A run of records
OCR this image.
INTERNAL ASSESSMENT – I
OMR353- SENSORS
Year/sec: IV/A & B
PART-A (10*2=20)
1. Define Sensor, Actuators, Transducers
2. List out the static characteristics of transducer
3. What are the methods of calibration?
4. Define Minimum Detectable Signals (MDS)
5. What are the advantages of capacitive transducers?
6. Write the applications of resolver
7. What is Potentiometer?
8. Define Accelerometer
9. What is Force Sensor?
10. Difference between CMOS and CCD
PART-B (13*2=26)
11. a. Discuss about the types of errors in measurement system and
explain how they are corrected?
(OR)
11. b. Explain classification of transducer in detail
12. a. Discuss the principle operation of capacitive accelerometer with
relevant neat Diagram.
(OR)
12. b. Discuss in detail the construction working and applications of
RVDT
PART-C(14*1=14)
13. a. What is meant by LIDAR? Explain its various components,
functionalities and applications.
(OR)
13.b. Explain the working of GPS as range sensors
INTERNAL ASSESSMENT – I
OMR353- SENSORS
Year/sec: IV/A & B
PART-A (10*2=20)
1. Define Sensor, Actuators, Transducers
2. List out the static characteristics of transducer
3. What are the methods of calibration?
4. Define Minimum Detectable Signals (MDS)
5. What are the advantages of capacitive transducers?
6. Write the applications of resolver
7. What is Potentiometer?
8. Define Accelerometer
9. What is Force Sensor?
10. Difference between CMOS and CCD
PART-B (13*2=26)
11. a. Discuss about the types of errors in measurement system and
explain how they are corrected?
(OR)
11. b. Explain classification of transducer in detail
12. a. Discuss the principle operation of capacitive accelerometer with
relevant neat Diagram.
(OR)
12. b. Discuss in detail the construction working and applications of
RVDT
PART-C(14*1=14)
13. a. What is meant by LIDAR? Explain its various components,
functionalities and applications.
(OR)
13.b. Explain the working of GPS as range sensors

**TASK REQUIREMENTS:** Your task is to output all of the data above word for word.

**EXERCISE SOLUTION:**
OCR this image.
INTERNAL ASSESSMENT – I
OMR353- SENSORS
Year/sec: IV/A & B
PART-A (10*2=20)
1. Define Sensor, Actuators, Transducers
2. List out the static characteristics of transducer
3. What are the methods of calibration?
4. Define Minimum Detectable Signals (MDS)
5. What are the advantages of capacitive transducers?
6. Write the applications of resolver
7. What is Potentiometer?
8. Define Accelerometer
9. What is Force Sensor?
10. Difference between CMOS and CCD
PART-B (13*2=26)
11. a. Discuss about the types of errors in measurement system and
explain how they are corrected?
(OR)
11. b. Explain classification of transducer in detail
12. a. Discuss the principle operation of capacitive accelerometer with
relevant neat Diagram.
(OR)
12. b. Discuss in detail the construction working and applications of
RVDT
PART-C(14*1=14)
13. a. What is meant by LIDAR? Explain its various components,
functionalities and applications.
(OR)
13.b. Explain the working of GPS as range sensors
INTERNAL ASSESSMENT – I
OMR353- SENSORS
Year/sec: IV/A & B
PART-A (10*2=20)
1. Define Sensor, Actuators, Transducers
2. List out the static characteristics of transducer
3. What are the methods of calibration?
4. Define Minimum Detectable Signals (MDS)
5. What are the advantages of capacitive transducers?
6. Write the applications of resolver
7. What is Potentiometer?
8. Define Accelerometer
9. What is Force Sensor?
10. Difference between CMOS and CCD
PART-B (13*2=26)
11. a. Discuss about the types of errors in measurement system and
explain how they are corrected?
(OR)
11. b. Explain classification of transducer in detail
12. a. Discuss the principle operation of capacitive accelerometer with
relevant neat Diagram.
(OR)
12. b. Discuss in detail the construction working and applications of
RVDT
PART-C(14*1=14)
13. a. What is meant by LIDAR? Explain its various components,
functionalities and applications.
(OR)
13.b. Explain the working of GPS as range sensors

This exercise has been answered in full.